++++ Records for processing

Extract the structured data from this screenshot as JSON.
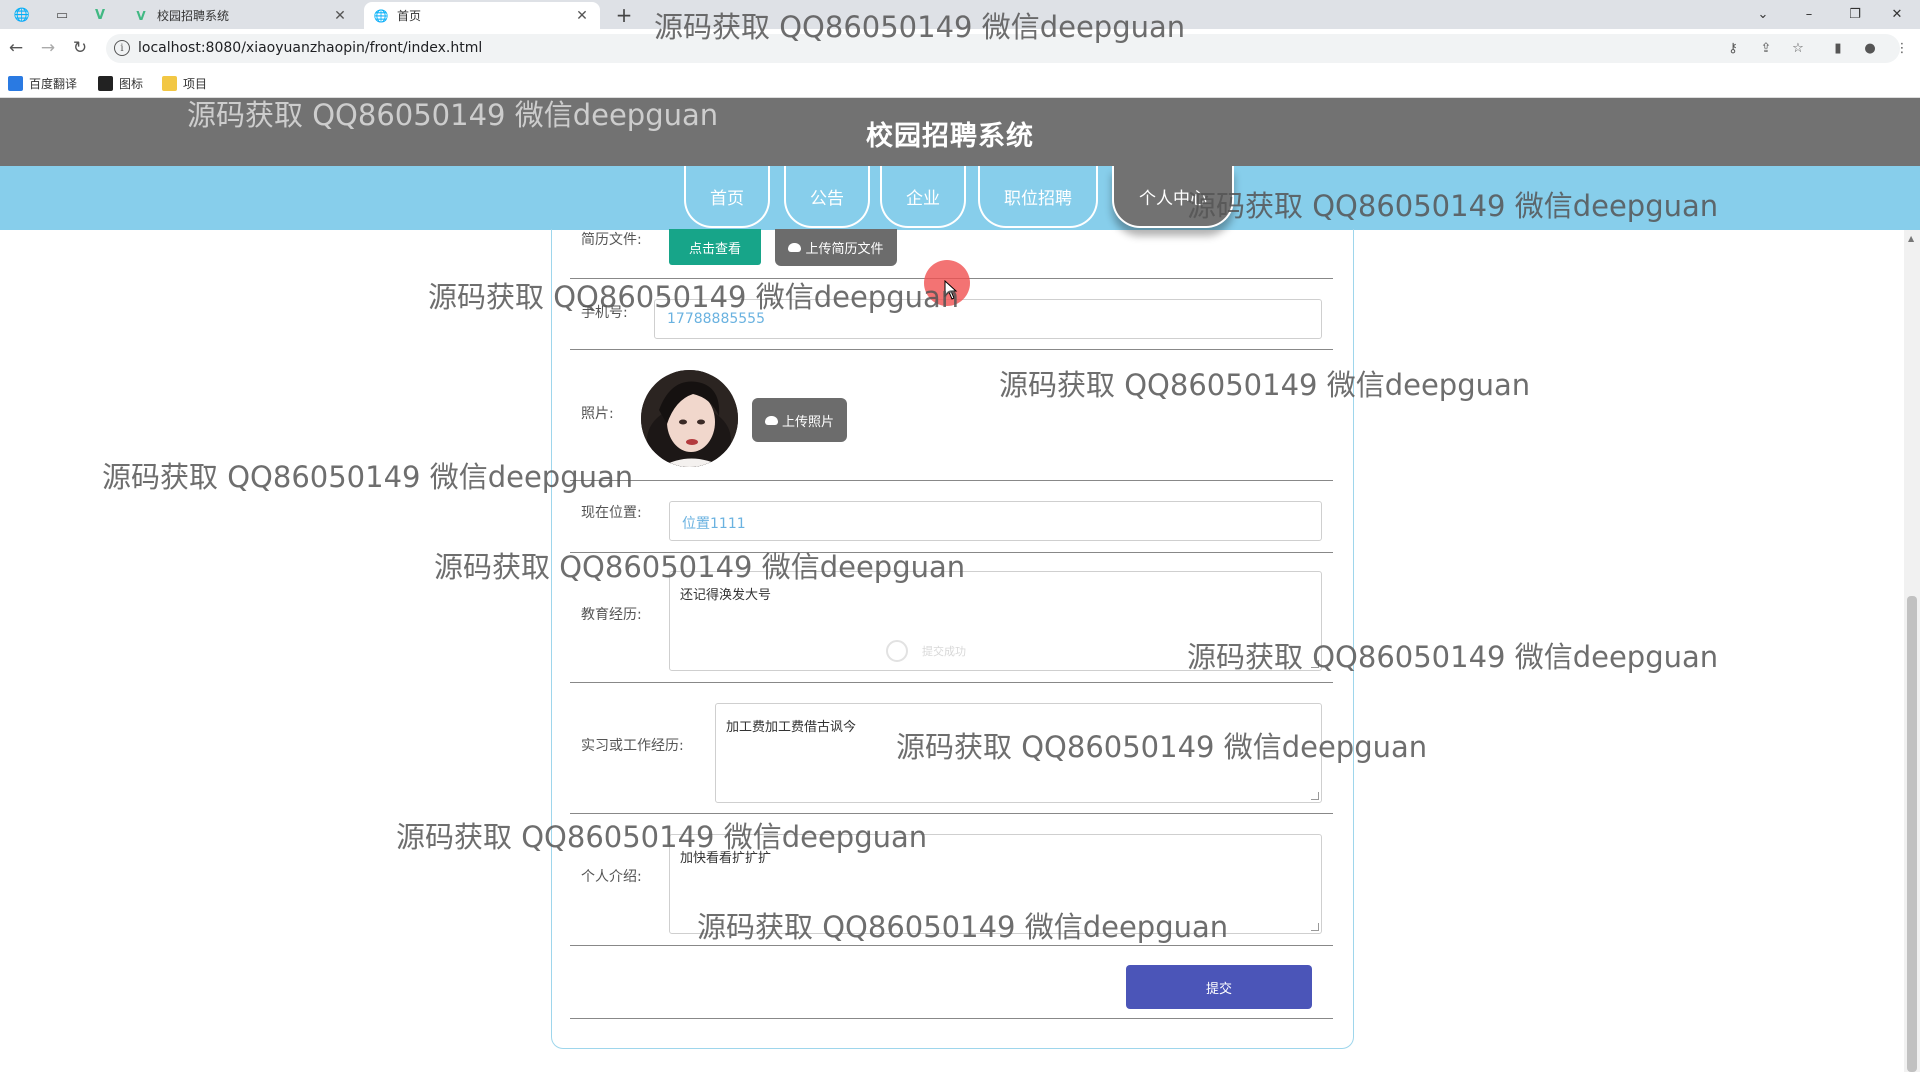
{
  "browser": {
    "tabs": [
      {
        "label": "校园招聘系统",
        "active": false
      },
      {
        "label": "首页",
        "active": true
      }
    ],
    "url": "localhost:8080/xiaoyuanzhaopin/front/index.html",
    "bookmarks": [
      "百度翻译",
      "图标",
      "项目"
    ]
  },
  "site": {
    "title": "校园招聘系统",
    "nav": [
      "首页",
      "公告",
      "企业",
      "职位招聘",
      "个人中心"
    ],
    "nav_active": "个人中心"
  },
  "form": {
    "resume_label": "简历文件:",
    "view_button": "点击查看",
    "upload_resume_button": "上传简历文件",
    "phone_label": "手机号:",
    "phone_value": "17788885555",
    "photo_label": "照片:",
    "upload_photo_button": "上传照片",
    "location_label": "现在位置:",
    "location_value": "位置1111",
    "education_label": "教育经历:",
    "education_value": "还记得涣发大号",
    "experience_label": "实习或工作经历:",
    "experience_value": "加工费加工费借古讽今",
    "intro_label": "个人介绍:",
    "intro_value": "加快看看扩扩扩",
    "submit_button": "提交"
  },
  "toast": {
    "text": "提交成功"
  },
  "watermark": "源码获取 QQ86050149 微信deepguan",
  "colors": {
    "header": "#727272",
    "nav": "#87ceeb",
    "view_button": "#17a589",
    "upload_button": "#6c6c6c",
    "submit_button": "#4b55b8"
  }
}
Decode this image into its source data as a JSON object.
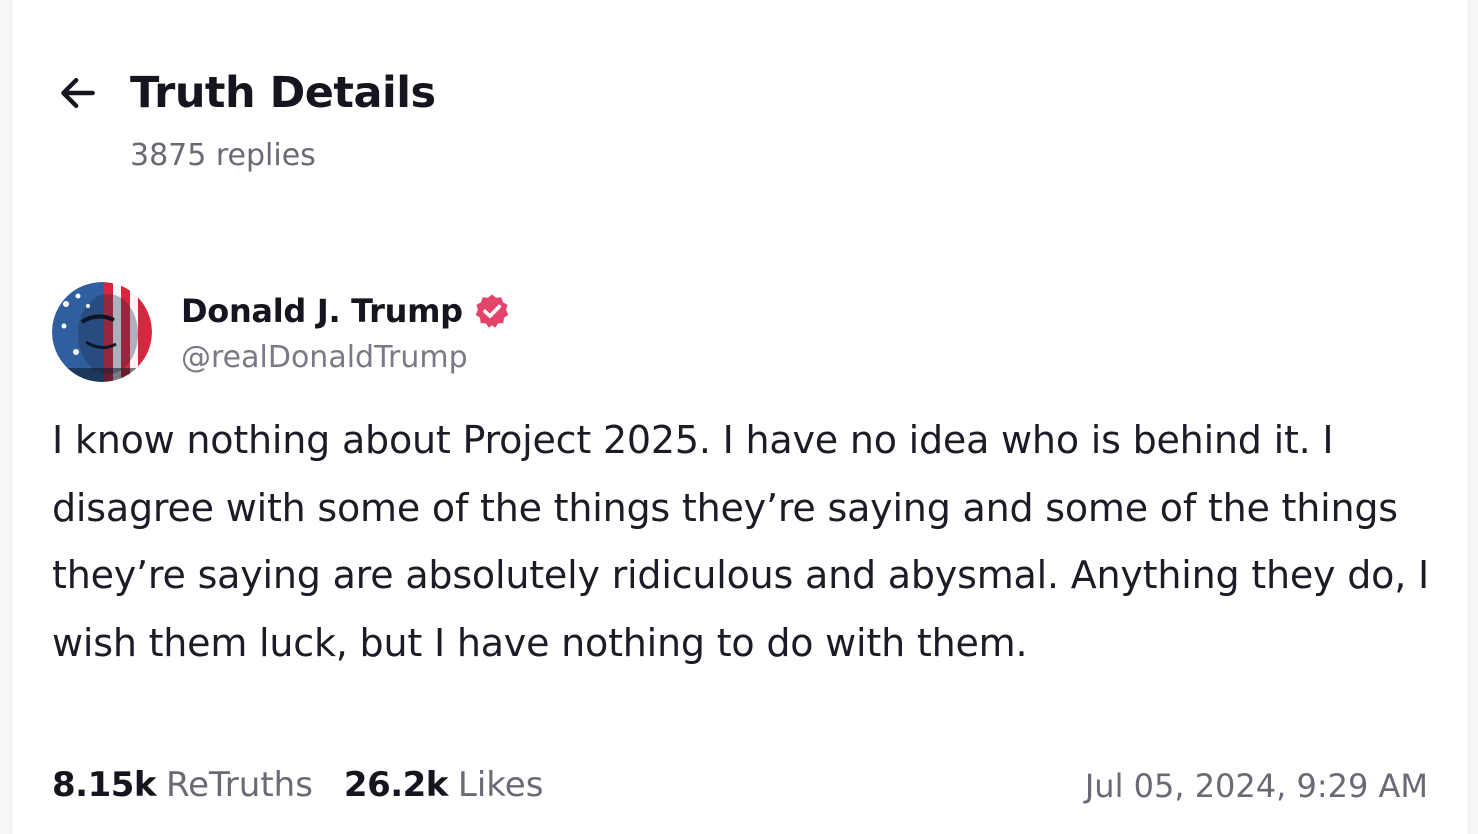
{
  "header": {
    "title": "Truth Details",
    "back_icon": "arrow-left-icon",
    "replies_text": "3875 replies"
  },
  "post": {
    "author": {
      "display_name": "Donald J. Trump",
      "handle": "@realDonaldTrump",
      "verified_icon": "verified-badge-icon",
      "verified_color": "#e2446c"
    },
    "text": "I know nothing about Project 2025. I have no idea who is behind it. I disagree with some of the things they’re saying and some of the things they’re saying are absolutely ridiculous and abysmal. Anything they do, I wish them luck, but I have nothing to do with them.",
    "stats": {
      "retruths_count": "8.15k",
      "retruths_label": "ReTruths",
      "likes_count": "26.2k",
      "likes_label": "Likes"
    },
    "timestamp": "Jul 05, 2024, 9:29 AM"
  }
}
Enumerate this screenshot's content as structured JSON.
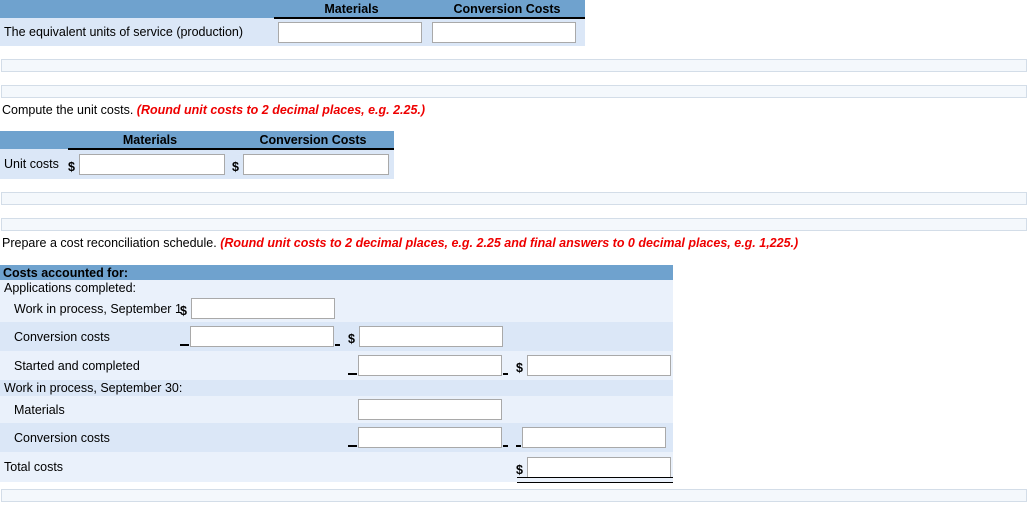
{
  "equivalent_units": {
    "columns": [
      "Materials",
      "Conversion Costs"
    ],
    "row_label": "The equivalent units of service (production)",
    "materials_value": "",
    "conversion_value": "",
    "placeholder": ""
  },
  "unit_costs_prompt": {
    "text": "Compute the unit costs. ",
    "hint": "(Round unit costs to 2 decimal places, e.g. 2.25.)"
  },
  "unit_costs": {
    "columns": [
      "Materials",
      "Conversion Costs"
    ],
    "row_label": "Unit costs",
    "currency": "$",
    "materials_value": "",
    "conversion_value": ""
  },
  "reconciliation_prompt": {
    "text": "Prepare a cost reconciliation schedule. ",
    "hint": "(Round unit costs to 2 decimal places, e.g. 2.25 and final answers to 0 decimal places, e.g. 1,225.)"
  },
  "reconciliation": {
    "title": "Costs accounted for:",
    "currency": "$",
    "rows": [
      {
        "label": "Applications completed:",
        "indent": 0
      },
      {
        "label": "Work in process, September 1",
        "indent": 1,
        "col1": ""
      },
      {
        "label": "Conversion costs",
        "indent": 1,
        "col1": "",
        "col2": ""
      },
      {
        "label": "Started and completed",
        "indent": 1,
        "col2": "",
        "col3": ""
      },
      {
        "label": "Work in process, September 30:",
        "indent": 0
      },
      {
        "label": "Materials",
        "indent": 1,
        "col2": ""
      },
      {
        "label": "Conversion costs",
        "indent": 1,
        "col2": "",
        "col3": ""
      },
      {
        "label": "Total costs",
        "indent": 0,
        "col3": ""
      }
    ]
  },
  "colors": {
    "header_blue": "#6fa2ce",
    "row_light": "#eaf1fb",
    "row_dark": "#dbe7f7",
    "hint_red": "#ee0000",
    "strip_fill": "#f4f8fc",
    "strip_border": "#d3dde8",
    "field_border": "#a9a9a9"
  }
}
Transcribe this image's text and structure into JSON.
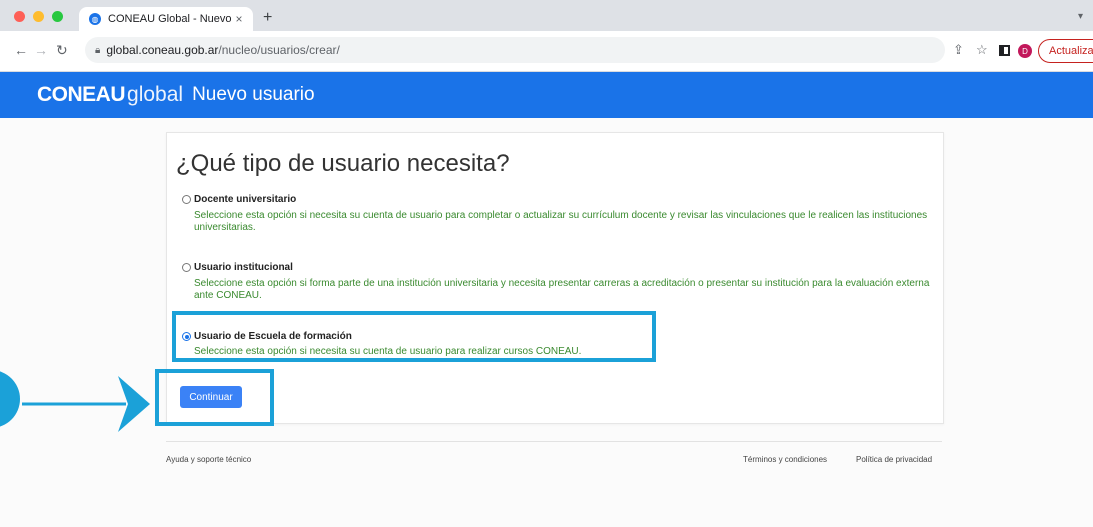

++++++++

**Stated problem**
In the records above, find each line that holds the word "decimal"; copy all such lines.

**Final answer**
    "hint": "(Round unit costs to 2 decimal places, e.g. 2.25.)"
    "hint": "(Round unit costs to 2 decimal places, e.g. 2.25 and final answers to 0 decimal places, e.g. 1,225.)"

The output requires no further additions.